* What the task requires: Locate all lines in the data below that hold "image" and show them.

----- The records

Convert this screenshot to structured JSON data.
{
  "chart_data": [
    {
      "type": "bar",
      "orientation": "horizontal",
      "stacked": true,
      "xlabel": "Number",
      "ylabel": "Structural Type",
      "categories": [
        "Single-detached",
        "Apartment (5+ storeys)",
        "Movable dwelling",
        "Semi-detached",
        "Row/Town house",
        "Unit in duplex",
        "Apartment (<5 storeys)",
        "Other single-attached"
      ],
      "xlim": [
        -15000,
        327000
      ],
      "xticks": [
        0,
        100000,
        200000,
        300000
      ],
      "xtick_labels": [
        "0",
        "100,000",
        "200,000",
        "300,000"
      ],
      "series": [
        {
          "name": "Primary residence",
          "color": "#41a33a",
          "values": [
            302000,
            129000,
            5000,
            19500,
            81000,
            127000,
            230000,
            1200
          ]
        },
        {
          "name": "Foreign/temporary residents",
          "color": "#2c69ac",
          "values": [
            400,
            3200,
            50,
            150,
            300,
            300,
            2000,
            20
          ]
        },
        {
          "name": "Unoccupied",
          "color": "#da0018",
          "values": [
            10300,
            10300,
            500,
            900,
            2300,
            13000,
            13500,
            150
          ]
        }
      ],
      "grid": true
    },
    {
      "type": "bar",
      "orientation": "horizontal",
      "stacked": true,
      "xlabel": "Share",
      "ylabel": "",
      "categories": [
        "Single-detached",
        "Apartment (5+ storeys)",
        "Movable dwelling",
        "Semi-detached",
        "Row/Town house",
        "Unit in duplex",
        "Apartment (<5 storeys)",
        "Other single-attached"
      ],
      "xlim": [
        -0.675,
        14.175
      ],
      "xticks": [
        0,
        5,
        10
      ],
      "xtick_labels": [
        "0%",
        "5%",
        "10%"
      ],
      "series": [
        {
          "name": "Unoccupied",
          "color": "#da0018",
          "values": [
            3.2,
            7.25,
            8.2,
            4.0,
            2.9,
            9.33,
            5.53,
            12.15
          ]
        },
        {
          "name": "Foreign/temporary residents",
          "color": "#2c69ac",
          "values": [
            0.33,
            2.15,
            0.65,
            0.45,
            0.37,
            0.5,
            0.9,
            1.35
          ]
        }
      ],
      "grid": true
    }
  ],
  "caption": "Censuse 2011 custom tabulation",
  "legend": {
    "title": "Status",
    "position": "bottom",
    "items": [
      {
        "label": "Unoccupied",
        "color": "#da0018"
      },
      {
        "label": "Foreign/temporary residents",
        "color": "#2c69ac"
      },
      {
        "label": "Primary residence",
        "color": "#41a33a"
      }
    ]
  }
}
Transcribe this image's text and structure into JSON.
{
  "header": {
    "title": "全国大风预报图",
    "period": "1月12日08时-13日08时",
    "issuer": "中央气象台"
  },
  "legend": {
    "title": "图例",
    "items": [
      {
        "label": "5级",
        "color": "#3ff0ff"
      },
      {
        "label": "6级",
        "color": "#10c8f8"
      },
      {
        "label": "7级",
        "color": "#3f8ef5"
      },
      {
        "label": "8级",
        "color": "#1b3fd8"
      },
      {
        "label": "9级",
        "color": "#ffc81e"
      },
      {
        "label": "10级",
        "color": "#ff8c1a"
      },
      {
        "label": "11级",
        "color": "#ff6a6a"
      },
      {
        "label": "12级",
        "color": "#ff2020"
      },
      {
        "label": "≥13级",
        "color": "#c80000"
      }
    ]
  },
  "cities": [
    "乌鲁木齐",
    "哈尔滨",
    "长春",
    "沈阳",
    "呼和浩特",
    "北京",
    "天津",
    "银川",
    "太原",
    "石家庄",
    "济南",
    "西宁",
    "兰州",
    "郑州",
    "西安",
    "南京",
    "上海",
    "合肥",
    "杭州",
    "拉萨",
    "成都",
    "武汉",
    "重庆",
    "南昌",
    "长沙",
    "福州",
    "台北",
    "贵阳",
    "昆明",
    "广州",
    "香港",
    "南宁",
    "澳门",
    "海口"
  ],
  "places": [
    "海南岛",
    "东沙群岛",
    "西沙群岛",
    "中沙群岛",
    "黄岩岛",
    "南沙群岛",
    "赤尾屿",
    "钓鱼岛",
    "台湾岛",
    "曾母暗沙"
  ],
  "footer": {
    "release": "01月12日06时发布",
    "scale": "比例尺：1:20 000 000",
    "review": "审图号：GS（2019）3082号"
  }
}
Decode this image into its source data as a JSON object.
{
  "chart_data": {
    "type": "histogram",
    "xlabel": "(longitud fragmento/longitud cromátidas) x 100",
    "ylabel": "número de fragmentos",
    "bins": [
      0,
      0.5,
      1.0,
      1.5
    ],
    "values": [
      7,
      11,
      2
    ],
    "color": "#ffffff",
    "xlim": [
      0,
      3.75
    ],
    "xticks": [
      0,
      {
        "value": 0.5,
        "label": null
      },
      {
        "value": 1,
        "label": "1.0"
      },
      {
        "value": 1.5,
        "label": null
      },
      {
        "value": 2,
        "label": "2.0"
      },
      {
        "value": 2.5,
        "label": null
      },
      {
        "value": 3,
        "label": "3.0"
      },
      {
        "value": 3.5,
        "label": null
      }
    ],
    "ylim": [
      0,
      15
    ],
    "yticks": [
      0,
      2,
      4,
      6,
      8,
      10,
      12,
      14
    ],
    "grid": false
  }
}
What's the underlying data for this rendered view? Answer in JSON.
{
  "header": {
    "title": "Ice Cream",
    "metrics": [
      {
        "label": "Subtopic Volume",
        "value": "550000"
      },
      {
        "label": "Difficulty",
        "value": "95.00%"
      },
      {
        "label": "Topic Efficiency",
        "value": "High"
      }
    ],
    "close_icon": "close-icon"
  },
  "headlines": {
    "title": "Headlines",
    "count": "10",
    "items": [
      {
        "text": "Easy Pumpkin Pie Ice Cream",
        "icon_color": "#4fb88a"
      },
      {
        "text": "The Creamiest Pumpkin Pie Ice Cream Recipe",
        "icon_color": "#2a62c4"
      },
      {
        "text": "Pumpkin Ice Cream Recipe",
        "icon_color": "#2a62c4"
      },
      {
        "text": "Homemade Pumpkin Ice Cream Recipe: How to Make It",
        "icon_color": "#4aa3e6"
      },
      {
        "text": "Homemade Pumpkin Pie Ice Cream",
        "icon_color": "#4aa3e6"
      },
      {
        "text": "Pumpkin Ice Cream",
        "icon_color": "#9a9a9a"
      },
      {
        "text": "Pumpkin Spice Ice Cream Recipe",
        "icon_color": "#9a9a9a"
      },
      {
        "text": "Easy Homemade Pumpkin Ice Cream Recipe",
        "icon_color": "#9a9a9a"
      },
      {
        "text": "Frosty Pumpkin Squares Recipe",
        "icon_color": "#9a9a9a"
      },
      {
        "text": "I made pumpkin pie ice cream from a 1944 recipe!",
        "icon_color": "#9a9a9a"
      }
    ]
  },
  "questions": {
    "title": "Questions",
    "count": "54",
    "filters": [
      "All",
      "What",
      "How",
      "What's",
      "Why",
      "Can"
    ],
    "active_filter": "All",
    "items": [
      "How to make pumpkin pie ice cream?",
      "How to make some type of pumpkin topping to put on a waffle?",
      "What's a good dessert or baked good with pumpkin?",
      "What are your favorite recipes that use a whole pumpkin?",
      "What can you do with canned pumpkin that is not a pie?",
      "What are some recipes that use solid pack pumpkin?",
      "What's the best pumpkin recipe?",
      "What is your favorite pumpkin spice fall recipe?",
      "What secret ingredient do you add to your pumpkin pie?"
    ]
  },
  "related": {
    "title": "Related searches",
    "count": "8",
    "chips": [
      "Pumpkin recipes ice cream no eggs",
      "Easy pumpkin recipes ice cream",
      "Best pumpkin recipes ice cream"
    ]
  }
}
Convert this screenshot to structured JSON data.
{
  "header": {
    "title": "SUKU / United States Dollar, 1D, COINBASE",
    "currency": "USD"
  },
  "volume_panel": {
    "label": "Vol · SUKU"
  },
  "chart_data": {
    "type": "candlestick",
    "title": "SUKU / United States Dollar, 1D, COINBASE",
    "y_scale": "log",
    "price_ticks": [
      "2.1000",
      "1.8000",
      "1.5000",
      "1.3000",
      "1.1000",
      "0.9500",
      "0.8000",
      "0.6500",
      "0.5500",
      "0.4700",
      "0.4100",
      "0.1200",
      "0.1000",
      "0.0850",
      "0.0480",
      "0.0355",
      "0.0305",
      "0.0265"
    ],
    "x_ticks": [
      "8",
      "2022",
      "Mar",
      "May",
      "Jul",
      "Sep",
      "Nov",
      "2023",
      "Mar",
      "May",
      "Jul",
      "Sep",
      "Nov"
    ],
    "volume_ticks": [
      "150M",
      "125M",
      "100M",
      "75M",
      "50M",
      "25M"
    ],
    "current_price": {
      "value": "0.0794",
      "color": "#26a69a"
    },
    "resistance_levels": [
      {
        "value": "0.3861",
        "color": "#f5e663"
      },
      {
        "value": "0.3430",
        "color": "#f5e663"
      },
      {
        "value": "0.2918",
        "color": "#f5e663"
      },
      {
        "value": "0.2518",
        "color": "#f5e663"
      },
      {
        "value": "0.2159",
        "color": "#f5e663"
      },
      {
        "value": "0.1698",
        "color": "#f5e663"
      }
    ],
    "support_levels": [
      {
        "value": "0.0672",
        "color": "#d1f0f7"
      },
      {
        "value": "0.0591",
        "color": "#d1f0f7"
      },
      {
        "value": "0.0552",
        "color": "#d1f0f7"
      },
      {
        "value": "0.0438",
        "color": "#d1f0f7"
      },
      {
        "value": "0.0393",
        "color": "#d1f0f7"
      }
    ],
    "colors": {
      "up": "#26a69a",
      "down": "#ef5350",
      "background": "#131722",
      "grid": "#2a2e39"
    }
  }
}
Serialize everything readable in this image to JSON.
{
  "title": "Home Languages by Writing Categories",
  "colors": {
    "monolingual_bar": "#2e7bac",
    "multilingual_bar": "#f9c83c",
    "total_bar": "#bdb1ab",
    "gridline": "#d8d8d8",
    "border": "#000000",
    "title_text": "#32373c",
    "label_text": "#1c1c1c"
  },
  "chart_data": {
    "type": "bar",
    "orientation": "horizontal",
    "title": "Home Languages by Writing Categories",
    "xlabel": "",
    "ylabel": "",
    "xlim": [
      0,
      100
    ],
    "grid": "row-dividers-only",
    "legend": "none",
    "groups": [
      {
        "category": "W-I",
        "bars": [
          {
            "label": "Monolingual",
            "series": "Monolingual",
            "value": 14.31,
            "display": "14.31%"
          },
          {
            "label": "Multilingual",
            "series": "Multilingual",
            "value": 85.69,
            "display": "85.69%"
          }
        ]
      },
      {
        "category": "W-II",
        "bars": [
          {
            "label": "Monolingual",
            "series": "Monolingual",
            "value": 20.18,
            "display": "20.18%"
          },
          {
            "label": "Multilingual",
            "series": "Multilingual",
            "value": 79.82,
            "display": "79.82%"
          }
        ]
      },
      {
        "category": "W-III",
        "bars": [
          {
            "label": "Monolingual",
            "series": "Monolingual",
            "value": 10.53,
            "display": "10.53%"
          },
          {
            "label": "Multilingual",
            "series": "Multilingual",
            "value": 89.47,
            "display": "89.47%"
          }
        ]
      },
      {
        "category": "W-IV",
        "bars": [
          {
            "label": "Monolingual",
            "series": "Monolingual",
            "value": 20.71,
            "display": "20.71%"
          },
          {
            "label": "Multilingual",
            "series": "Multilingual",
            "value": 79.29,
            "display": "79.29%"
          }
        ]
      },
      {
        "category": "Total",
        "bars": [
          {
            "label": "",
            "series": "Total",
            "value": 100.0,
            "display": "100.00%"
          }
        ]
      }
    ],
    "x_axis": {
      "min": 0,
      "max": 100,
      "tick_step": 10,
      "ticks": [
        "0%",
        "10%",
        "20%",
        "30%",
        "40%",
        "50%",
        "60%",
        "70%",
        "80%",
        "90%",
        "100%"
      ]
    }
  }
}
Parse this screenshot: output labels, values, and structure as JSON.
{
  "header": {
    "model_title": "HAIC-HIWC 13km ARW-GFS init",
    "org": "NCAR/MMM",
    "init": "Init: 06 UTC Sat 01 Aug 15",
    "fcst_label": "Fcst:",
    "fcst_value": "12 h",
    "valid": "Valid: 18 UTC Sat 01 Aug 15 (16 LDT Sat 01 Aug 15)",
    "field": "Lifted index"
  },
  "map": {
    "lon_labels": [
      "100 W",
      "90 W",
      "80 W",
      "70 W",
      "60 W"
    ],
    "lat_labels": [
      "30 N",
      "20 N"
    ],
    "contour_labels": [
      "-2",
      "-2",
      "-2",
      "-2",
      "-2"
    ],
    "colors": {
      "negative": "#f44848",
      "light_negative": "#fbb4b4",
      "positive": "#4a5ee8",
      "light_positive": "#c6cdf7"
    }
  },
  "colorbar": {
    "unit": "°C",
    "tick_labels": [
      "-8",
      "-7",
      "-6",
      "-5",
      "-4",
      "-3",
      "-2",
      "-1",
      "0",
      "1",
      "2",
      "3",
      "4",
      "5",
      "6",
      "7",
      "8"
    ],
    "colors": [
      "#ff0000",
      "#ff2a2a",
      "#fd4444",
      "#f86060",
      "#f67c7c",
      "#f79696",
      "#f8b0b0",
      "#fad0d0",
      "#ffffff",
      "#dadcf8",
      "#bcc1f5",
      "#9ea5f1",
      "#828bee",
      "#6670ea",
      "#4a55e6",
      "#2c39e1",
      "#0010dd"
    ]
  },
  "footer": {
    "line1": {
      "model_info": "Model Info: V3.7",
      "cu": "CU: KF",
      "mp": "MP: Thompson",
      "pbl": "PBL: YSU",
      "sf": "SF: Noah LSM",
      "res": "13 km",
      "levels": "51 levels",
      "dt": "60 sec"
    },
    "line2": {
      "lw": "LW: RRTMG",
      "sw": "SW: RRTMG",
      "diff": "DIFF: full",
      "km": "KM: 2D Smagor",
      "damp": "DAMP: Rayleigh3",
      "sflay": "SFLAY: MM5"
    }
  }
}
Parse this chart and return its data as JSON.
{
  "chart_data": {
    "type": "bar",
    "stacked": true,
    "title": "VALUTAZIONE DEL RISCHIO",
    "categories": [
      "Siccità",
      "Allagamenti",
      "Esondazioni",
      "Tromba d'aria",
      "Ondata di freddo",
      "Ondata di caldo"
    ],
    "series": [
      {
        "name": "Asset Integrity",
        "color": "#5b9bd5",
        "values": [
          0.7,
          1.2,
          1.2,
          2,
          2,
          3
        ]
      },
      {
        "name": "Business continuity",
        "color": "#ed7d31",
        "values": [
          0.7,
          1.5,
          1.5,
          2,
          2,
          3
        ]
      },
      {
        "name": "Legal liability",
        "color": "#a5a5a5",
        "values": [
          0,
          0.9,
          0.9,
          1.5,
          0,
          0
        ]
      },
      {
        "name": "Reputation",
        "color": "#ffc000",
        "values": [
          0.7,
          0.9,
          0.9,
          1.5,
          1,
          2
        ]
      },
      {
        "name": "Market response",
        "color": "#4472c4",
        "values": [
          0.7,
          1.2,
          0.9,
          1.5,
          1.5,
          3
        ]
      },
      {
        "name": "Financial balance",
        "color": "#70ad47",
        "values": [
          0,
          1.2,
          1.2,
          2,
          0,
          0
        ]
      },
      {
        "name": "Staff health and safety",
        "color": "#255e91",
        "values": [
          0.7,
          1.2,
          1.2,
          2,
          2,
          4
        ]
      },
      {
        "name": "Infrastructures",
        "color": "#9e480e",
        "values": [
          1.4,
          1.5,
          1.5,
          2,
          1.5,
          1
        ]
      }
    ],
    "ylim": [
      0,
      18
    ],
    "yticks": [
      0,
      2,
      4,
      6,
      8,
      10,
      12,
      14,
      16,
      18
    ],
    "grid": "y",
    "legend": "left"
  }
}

----------

* Result of this exercise:
Transcribe this image's text and structure into JSON.
Decode this image into its source data as a JSON object.
Serialize everything readable in this image to JSON.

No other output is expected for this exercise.